抜粋本文 ::

"""

強力なブランドは、企業の資産といえます。価値だけで、消費者や取引先に高い満足度を与え、安定、継続的な売り上げ、利益をもたらしてくれます。
ブランド名・ロゴ・キャッチコピーの作成
ブランディングは、商品やサービスなどに優位性をもたらします。ブランド戦略で重要なのは、ブランド名やロゴ、印象的なキャッチコピーです。ブランドの名前やロゴを見ることで、安心したり、迷わず買ってもらえるような威力が、ロゴやキャッチコピーにはあります。
ブランドを成功させ、市場で優位性をもたらすためには、意識してブランド名やロゴ、キャッチコピーを作成していくことが重要です。一度、消費者に認知されることで、大きな効果を発揮します。
ブランドイメージを言語化する
ブランディングでは、ブランドイメージを言語化することが求められます。ブランドイメージを言語化することで、ブランドのイメージを社員と消費者が共有することができ、サービスや社員の態度、チラシやポスターといった販促物にも一貫性を持たせることができます。

"""

作業指示 A ::
次の(i)〜(iii)がブランディングに関する抜粋の内容と一致するかどうか、それぞれ「はい」か「いいえ」で答え、判断の決め手となる抜粋中の語句をそのまま引用しなさい。
(i) ブランド戦略で重要なのは、ブランド名やロゴ、印象的なキャッチコピーである。
(ii) ブランドイメージを言語化すると、そのイメージを社員と消費者が共有できる。
(iii) ブランド名やロゴ、キャッチコピーは、消費者に認知される前から大きな効果を発揮する。

要素ボックス記録
"""

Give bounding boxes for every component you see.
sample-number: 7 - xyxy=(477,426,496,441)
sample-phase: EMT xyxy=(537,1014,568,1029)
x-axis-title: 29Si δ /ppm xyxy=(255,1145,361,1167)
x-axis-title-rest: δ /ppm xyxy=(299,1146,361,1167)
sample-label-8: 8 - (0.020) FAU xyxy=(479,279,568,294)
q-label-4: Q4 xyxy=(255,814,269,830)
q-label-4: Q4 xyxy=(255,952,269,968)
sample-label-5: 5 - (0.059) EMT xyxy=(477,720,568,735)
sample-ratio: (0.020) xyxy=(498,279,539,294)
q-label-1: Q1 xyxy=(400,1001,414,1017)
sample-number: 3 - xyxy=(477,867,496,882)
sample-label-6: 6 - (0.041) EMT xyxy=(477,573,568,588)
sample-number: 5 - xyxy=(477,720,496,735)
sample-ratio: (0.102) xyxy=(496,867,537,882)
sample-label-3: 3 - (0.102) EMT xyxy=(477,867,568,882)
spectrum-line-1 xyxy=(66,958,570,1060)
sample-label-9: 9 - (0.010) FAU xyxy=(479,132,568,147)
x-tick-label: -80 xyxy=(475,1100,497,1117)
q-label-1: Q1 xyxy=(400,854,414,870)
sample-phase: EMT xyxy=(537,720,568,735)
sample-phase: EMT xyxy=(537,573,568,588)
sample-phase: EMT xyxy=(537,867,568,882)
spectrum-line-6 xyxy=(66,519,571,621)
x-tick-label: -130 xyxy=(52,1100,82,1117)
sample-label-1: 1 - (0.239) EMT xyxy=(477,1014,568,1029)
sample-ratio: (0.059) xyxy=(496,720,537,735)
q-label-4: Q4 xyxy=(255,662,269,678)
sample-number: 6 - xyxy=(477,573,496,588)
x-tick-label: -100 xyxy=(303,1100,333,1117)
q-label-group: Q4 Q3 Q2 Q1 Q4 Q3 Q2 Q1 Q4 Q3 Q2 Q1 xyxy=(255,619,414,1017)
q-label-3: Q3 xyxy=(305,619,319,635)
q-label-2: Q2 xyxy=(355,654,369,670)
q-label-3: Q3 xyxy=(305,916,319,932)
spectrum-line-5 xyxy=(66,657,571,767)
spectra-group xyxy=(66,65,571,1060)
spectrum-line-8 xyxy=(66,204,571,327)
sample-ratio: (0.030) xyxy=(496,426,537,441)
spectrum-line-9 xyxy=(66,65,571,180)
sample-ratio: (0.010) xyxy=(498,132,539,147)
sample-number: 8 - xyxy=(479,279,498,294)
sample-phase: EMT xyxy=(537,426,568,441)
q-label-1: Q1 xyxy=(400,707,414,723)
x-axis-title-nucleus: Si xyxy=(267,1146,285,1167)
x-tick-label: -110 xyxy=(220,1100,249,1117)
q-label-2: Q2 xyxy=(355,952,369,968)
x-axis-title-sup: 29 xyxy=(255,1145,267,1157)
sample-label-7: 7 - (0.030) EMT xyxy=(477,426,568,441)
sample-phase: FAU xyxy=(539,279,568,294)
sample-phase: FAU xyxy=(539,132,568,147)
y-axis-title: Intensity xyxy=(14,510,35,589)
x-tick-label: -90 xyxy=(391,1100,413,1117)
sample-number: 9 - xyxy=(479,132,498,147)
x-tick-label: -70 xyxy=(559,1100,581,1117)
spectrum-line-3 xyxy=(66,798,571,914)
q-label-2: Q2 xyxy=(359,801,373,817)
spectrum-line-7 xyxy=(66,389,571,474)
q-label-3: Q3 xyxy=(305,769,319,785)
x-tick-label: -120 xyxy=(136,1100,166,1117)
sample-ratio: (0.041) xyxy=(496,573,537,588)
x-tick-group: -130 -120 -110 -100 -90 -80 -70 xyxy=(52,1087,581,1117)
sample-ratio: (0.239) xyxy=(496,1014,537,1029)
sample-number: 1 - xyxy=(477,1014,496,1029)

"""

作業指示 B ::
要素ボックス記録の最初の行から「sample-phase: FAU xyxy=(539,132,568,147)」を含む行までを、両端の行も含めて一字一句そのまま書き写しなさい。

最終解答 A ::
(i) はい。「ブランド戦略で重要なのは、ブランド名やロゴ、印象的なキャッチコピーです。」
(ii) はい。「ブランドイメージを言語化することで、ブランドのイメージを社員と消費者が共有することができ」
(iii) いいえ。「一度、消費者に認知されることで、大きな効果を発揮します。」

最終解答 B ::
Give bounding boxes for every component you see.
sample-number: 7 - xyxy=(477,426,496,441)
sample-phase: EMT xyxy=(537,1014,568,1029)
x-axis-title: 29Si δ /ppm xyxy=(255,1145,361,1167)
x-axis-title-rest: δ /ppm xyxy=(299,1146,361,1167)
sample-label-8: 8 - (0.020) FAU xyxy=(479,279,568,294)
q-label-4: Q4 xyxy=(255,814,269,830)
q-label-4: Q4 xyxy=(255,952,269,968)
sample-label-5: 5 - (0.059) EMT xyxy=(477,720,568,735)
sample-ratio: (0.020) xyxy=(498,279,539,294)
q-label-1: Q1 xyxy=(400,1001,414,1017)
sample-number: 3 - xyxy=(477,867,496,882)
sample-label-6: 6 - (0.041) EMT xyxy=(477,573,568,588)
sample-number: 5 - xyxy=(477,720,496,735)
sample-ratio: (0.102) xyxy=(496,867,537,882)
sample-label-3: 3 - (0.102) EMT xyxy=(477,867,568,882)
spectrum-line-1 xyxy=(66,958,570,1060)
sample-label-9: 9 - (0.010) FAU xyxy=(479,132,568,147)
x-tick-label: -80 xyxy=(475,1100,497,1117)
q-label-1: Q1 xyxy=(400,854,414,870)
sample-phase: EMT xyxy=(537,720,568,735)
sample-phase: EMT xyxy=(537,573,568,588)
sample-phase: EMT xyxy=(537,867,568,882)
spectrum-line-6 xyxy=(66,519,571,621)
x-tick-label: -130 xyxy=(52,1100,82,1117)
sample-label-1: 1 - (0.239) EMT xyxy=(477,1014,568,1029)
sample-ratio: (0.059) xyxy=(496,720,537,735)
q-label-4: Q4 xyxy=(255,662,269,678)
sample-number: 6 - xyxy=(477,573,496,588)
x-tick-label: -100 xyxy=(303,1100,333,1117)
q-label-group: Q4 Q3 Q2 Q1 Q4 Q3 Q2 Q1 Q4 Q3 Q2 Q1 xyxy=(255,619,414,1017)
q-label-3: Q3 xyxy=(305,619,319,635)
q-label-2: Q2 xyxy=(355,654,369,670)
q-label-3: Q3 xyxy=(305,916,319,932)
spectrum-line-5 xyxy=(66,657,571,767)
spectra-group xyxy=(66,65,571,1060)
spectrum-line-8 xyxy=(66,204,571,327)
sample-ratio: (0.030) xyxy=(496,426,537,441)
spectrum-line-9 xyxy=(66,65,571,180)
sample-ratio: (0.010) xyxy=(498,132,539,147)
sample-number: 8 - xyxy=(479,279,498,294)
sample-phase: EMT xyxy=(537,426,568,441)
q-label-1: Q1 xyxy=(400,707,414,723)
x-axis-title-nucleus: Si xyxy=(267,1146,285,1167)
x-tick-label: -110 xyxy=(220,1100,249,1117)
q-label-2: Q2 xyxy=(355,952,369,968)
x-axis-title-sup: 29 xyxy=(255,1145,267,1157)
sample-label-7: 7 - (0.030) EMT xyxy=(477,426,568,441)
sample-phase: FAU xyxy=(539,279,568,294)
sample-phase: FAU xyxy=(539,132,568,147)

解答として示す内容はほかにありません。